━━ Material for the task ━━
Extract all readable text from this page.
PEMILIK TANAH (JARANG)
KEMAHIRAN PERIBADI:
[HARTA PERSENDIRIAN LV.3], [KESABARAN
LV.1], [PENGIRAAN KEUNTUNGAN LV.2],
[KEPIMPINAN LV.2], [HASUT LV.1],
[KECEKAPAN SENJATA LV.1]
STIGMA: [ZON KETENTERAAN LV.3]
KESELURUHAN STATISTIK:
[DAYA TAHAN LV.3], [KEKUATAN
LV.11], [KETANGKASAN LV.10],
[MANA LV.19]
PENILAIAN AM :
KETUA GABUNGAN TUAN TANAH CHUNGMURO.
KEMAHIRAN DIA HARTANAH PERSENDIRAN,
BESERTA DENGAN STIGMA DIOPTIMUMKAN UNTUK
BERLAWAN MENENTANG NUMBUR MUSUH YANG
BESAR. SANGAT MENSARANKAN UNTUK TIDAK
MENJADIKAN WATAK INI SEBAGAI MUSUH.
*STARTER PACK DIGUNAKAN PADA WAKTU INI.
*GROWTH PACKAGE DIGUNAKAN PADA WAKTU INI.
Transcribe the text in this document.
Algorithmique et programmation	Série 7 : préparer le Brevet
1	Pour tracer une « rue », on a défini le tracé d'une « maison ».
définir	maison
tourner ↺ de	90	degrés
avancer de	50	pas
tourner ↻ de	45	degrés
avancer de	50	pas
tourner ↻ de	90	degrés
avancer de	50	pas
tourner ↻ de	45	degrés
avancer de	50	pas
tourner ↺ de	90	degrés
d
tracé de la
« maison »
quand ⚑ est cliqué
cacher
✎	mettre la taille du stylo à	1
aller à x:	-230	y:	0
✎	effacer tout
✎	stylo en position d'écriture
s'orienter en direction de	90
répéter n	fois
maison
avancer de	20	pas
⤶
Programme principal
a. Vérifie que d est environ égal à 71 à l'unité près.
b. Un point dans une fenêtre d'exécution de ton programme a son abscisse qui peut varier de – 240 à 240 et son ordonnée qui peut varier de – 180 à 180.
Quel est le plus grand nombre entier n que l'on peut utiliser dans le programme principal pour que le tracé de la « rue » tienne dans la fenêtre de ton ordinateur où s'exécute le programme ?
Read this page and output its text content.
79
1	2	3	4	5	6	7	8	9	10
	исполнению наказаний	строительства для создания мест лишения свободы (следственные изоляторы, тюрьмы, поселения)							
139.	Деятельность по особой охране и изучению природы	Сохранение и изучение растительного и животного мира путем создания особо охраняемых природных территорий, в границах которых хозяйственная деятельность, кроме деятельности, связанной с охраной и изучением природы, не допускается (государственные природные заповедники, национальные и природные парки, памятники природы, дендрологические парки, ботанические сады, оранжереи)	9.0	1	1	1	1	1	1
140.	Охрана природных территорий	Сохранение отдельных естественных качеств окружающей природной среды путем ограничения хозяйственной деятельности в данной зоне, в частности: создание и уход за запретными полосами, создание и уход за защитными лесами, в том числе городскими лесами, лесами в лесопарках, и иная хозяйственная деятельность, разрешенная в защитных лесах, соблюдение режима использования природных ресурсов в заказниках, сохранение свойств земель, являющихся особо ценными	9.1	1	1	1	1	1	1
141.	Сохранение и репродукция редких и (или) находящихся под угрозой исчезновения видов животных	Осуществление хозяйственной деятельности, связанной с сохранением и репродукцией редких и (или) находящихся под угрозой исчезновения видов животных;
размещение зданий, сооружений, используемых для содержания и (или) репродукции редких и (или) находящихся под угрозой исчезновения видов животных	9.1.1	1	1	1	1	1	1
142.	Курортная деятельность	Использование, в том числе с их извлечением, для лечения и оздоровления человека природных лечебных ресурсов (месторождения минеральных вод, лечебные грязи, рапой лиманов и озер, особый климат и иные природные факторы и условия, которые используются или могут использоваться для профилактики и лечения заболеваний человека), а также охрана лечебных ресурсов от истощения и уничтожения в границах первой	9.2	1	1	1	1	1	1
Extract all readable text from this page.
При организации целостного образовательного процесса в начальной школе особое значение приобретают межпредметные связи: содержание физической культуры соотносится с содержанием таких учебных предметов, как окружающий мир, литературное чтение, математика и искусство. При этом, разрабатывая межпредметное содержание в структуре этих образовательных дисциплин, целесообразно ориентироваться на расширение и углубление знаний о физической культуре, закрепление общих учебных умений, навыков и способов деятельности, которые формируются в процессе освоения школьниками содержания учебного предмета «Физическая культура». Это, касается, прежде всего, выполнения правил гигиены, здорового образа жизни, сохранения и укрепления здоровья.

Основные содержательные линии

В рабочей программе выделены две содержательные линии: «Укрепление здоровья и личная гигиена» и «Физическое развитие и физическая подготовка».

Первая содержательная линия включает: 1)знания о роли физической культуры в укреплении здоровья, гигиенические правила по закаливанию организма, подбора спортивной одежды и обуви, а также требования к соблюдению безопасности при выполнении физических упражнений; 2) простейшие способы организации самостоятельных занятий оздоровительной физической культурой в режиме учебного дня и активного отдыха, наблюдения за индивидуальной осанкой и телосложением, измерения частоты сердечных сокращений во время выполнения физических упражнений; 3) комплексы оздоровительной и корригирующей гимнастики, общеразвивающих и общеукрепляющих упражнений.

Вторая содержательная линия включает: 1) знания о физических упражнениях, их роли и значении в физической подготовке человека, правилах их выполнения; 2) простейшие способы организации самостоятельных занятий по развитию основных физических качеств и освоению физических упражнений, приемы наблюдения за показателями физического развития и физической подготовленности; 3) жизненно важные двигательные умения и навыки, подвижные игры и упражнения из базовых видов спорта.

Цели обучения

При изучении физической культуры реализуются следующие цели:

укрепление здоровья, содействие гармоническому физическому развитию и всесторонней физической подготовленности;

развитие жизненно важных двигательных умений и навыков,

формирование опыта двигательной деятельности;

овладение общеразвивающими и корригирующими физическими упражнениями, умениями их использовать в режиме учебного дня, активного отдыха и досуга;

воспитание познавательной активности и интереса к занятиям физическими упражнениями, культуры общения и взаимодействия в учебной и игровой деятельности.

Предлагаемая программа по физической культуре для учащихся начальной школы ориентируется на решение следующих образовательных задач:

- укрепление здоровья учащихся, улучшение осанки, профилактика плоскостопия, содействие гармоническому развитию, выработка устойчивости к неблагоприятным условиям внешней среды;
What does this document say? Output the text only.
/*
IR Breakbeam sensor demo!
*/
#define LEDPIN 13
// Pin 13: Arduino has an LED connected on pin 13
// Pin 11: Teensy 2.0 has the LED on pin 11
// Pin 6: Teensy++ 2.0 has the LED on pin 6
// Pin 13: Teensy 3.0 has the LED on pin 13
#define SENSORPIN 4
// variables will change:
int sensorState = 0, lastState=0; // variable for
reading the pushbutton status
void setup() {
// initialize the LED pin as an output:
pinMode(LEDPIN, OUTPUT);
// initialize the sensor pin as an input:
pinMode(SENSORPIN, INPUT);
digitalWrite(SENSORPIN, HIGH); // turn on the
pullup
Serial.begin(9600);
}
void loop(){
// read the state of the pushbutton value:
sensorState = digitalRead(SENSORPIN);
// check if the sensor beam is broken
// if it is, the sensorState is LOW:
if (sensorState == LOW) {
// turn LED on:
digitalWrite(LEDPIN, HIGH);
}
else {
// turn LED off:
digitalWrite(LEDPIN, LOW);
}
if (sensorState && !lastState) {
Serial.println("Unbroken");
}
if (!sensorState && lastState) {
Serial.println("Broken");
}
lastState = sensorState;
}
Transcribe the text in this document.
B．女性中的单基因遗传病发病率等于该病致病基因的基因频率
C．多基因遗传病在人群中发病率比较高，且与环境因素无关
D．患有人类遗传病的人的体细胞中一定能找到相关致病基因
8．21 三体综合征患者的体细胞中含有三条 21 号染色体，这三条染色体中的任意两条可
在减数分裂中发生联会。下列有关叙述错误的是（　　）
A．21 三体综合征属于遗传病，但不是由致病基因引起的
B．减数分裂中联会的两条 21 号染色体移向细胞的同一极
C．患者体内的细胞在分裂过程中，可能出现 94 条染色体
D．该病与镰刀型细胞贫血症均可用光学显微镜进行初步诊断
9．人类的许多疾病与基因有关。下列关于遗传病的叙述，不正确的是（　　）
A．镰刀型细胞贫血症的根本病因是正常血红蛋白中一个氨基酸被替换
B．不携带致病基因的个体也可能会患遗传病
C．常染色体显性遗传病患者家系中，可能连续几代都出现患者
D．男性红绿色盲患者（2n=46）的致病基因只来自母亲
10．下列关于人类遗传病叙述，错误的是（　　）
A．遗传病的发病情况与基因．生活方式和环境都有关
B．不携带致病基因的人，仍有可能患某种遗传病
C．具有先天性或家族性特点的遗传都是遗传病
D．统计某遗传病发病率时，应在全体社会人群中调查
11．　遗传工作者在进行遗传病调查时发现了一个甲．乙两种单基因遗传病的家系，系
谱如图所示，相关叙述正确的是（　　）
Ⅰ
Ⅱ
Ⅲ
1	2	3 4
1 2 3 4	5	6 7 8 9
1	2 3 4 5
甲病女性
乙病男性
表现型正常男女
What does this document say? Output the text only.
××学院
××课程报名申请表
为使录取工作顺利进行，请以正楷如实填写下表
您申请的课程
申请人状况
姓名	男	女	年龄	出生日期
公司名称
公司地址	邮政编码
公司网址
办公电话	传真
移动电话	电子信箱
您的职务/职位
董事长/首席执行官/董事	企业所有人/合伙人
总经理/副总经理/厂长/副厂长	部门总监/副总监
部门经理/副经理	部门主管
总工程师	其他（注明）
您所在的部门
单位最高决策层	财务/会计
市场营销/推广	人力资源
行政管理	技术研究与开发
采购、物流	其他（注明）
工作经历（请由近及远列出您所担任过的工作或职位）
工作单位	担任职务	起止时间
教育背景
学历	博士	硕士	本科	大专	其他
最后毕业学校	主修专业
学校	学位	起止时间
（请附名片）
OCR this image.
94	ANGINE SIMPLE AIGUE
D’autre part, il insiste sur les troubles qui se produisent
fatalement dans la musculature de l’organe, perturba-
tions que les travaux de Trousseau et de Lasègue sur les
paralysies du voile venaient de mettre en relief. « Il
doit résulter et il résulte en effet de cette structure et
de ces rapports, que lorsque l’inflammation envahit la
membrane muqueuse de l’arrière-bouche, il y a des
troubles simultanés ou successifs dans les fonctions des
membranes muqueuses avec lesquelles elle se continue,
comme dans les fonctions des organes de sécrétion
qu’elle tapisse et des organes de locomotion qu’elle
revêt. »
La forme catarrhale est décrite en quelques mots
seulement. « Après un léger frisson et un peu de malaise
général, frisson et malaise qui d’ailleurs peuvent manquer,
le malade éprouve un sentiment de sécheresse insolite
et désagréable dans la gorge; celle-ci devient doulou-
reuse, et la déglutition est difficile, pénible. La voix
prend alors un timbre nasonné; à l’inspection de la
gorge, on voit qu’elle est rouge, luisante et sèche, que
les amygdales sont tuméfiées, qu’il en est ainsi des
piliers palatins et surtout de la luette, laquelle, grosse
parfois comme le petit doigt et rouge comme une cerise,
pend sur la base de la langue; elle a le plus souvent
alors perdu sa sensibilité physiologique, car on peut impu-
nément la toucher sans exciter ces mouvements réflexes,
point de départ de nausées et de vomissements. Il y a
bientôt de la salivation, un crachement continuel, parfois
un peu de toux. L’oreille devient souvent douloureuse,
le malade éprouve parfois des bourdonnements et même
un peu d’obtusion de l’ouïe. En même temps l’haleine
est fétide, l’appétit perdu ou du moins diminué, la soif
━━━
> _What to do_: Return the line that contains "OCR this image." and all lines after it, verbatim, and nothing else.

> _Exercise output_:
OCR this image.
94	ANGINE SIMPLE AIGUE
D’autre part, il insiste sur les troubles qui se produisent
fatalement dans la musculature de l’organe, perturba-
tions que les travaux de Trousseau et de Lasègue sur les
paralysies du voile venaient de mettre en relief. « Il
doit résulter et il résulte en effet de cette structure et
de ces rapports, que lorsque l’inflammation envahit la
membrane muqueuse de l’arrière-bouche, il y a des
troubles simultanés ou successifs dans les fonctions des
membranes muqueuses avec lesquelles elle se continue,
comme dans les fonctions des organes de sécrétion
qu’elle tapisse et des organes de locomotion qu’elle
revêt. »
La forme catarrhale est décrite en quelques mots
seulement. « Après un léger frisson et un peu de malaise
général, frisson et malaise qui d’ailleurs peuvent manquer,
le malade éprouve un sentiment de sécheresse insolite
et désagréable dans la gorge; celle-ci devient doulou-
reuse, et la déglutition est difficile, pénible. La voix
prend alors un timbre nasonné; à l’inspection de la
gorge, on voit qu’elle est rouge, luisante et sèche, que
les amygdales sont tuméfiées, qu’il en est ainsi des
piliers palatins et surtout de la luette, laquelle, grosse
parfois comme le petit doigt et rouge comme une cerise,
pend sur la base de la langue; elle a le plus souvent
alors perdu sa sensibilité physiologique, car on peut impu-
nément la toucher sans exciter ces mouvements réflexes,
point de départ de nausées et de vomissements. Il y a
bientôt de la salivation, un crachement continuel, parfois
un peu de toux. L’oreille devient souvent douloureuse,
le malade éprouve parfois des bourdonnements et même
un peu d’obtusion de l’ouïe. En même temps l’haleine
est fétide, l’appétit perdu ou du moins diminué, la soif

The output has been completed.